[Opening EXERCISE PASSAGE section]

The 5 Series MSO also features a new front end amplifier that is said to lower noise by about 4.5dBm, compared to previous generation scopes. The front end has a 12bit A/D converter and supports a High Res mode. In the latter mode, accessed via a button push, vertical resolution is increased to 16bit. Tektronix notes that a DSP filter is applied at each sample rate, providing a more accurate view of the signal.

Data is presented on a 15.6in capacitive touchscreen with a resolution of 1920 x 1080 pixels. The display supports similar operations to those of a phone or tablet, allowing users to pinch, zoom and swipe. However, operations can be conducted using a mouse interface. Features can be accessed directly through objects on the display, but traditional front panel controls are available.

So called badges enable users to see relevant information for all displayed waveforms, while there is also access to maths, reference and bus waveforms. Horizontal, trigger and acquisition parameters are also displayed. “A lot of thought has been put into the design and how engineers will use it,” Godfrey asserted. “And the new stacked displays feature will be really good, compared with the traditional overlay mode.”

[Closing EXERCISE PASSAGE section]

ACTIVITY LIST:
a) In the oscilloscope text, by how much is the new front end amplifier said to lower noise?
b) Extract everything from "The 5 Series" down to "of the signal." in the oscilloscope text, word for word.

[Opening DATA FOR ANALYSIS section]

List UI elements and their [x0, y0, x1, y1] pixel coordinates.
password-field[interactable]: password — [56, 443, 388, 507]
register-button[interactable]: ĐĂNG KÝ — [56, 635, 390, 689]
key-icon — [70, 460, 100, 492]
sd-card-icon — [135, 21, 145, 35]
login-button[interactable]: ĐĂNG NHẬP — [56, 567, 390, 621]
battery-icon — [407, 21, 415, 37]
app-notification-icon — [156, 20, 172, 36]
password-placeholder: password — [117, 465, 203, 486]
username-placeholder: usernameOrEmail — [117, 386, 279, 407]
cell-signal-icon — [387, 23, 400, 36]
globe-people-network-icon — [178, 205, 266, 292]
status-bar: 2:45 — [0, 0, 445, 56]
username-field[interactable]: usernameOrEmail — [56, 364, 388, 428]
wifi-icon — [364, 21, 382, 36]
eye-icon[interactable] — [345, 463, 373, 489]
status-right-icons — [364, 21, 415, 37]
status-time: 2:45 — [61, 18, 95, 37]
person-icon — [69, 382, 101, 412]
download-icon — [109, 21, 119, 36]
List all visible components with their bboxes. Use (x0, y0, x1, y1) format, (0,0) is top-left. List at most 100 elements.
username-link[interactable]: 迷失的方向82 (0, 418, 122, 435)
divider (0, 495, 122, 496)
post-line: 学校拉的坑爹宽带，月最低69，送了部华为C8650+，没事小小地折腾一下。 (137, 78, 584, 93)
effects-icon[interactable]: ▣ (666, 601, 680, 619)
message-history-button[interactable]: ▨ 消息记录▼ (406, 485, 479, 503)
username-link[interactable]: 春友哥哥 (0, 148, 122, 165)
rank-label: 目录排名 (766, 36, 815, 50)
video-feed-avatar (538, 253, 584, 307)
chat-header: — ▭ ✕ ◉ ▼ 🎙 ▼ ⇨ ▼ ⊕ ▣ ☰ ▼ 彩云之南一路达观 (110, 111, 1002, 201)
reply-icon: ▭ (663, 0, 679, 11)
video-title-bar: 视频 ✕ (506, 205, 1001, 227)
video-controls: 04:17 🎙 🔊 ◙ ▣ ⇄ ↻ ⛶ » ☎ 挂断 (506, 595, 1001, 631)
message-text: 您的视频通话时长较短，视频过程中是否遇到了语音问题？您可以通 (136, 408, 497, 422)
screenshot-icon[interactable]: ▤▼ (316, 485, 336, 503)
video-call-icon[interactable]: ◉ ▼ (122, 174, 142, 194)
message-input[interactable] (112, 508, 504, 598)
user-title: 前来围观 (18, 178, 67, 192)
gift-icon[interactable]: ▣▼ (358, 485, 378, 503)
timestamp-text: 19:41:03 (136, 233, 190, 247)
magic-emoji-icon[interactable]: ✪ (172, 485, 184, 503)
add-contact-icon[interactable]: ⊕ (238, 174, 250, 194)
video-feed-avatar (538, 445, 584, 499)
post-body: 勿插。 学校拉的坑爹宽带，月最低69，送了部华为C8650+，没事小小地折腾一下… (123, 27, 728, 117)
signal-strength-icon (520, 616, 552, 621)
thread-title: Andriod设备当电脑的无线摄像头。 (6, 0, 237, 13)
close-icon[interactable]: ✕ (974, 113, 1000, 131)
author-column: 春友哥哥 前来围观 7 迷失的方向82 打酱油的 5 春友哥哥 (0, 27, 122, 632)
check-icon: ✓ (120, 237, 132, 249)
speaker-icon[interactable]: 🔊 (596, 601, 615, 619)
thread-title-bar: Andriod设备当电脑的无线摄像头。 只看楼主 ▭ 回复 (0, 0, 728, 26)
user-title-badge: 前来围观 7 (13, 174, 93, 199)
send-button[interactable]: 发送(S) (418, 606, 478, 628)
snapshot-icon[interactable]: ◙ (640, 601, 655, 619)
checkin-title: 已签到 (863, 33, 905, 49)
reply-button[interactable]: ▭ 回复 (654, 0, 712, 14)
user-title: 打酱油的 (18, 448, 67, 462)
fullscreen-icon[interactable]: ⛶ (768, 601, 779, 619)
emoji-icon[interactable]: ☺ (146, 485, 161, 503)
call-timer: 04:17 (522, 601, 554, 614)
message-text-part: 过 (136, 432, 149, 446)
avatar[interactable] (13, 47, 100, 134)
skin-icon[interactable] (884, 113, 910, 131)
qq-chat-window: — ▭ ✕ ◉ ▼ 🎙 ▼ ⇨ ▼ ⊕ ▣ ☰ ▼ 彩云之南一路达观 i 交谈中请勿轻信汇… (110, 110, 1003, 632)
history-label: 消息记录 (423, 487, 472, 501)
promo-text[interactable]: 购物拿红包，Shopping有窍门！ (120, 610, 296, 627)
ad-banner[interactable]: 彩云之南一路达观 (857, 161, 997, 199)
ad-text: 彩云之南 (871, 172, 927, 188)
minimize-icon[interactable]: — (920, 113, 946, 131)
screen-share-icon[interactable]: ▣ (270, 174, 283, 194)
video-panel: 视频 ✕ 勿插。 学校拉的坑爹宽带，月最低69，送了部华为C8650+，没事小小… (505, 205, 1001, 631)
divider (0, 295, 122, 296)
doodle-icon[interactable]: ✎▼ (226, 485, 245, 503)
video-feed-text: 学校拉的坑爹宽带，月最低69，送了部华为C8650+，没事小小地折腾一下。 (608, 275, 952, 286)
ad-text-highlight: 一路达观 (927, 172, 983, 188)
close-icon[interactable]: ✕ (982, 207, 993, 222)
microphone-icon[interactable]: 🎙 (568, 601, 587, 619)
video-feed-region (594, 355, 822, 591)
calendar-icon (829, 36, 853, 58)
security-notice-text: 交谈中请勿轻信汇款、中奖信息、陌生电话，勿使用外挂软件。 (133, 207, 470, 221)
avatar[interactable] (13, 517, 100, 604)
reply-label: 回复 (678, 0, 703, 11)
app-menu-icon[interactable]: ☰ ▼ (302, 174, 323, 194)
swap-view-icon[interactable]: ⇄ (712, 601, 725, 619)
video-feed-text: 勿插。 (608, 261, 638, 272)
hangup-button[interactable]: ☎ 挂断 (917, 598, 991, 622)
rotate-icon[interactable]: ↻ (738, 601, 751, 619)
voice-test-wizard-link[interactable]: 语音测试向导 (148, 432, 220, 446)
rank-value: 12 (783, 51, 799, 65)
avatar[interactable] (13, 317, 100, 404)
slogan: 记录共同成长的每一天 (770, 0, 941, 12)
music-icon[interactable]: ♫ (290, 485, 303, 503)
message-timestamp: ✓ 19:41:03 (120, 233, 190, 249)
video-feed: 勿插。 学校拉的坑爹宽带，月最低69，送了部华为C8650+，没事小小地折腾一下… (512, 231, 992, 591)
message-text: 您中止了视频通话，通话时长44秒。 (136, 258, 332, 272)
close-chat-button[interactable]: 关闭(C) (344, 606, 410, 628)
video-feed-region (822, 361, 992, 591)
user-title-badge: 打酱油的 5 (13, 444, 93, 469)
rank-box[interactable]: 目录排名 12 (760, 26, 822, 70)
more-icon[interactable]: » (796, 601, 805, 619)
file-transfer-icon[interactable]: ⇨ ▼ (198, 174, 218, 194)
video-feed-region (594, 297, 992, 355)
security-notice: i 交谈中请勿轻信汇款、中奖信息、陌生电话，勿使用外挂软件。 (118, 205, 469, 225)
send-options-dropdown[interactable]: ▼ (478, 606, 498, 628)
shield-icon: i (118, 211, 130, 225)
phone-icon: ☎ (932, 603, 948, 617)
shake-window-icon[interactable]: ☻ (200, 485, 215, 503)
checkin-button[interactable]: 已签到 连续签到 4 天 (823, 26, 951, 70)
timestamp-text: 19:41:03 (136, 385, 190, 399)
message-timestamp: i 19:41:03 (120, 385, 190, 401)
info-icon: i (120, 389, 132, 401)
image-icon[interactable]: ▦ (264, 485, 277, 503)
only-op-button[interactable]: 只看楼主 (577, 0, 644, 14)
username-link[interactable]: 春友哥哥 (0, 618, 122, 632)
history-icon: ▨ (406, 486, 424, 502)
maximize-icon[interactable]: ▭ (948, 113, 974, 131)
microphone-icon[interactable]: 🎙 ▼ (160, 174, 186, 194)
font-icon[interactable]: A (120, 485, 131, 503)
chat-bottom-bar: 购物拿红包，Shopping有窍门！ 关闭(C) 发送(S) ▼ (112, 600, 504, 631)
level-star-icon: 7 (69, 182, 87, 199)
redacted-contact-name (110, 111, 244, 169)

[Closing DATA FOR ANALYSIS section]

WRITTEN ANSWERS:
a) By about 4.5dBm, compared to previous generation scopes.

b)
The 5 Series MSO also features a new front end amplifier that is said to lower noise by about 4.5dBm, compared to previous generation scopes. The front end has a 12bit A/D converter and supports a High Res mode. In the latter mode, accessed via a button push, vertical resolution is increased to 16bit. Tektronix notes that a DSP filter is applied at each sample rate, providing a more accurate view of the signal.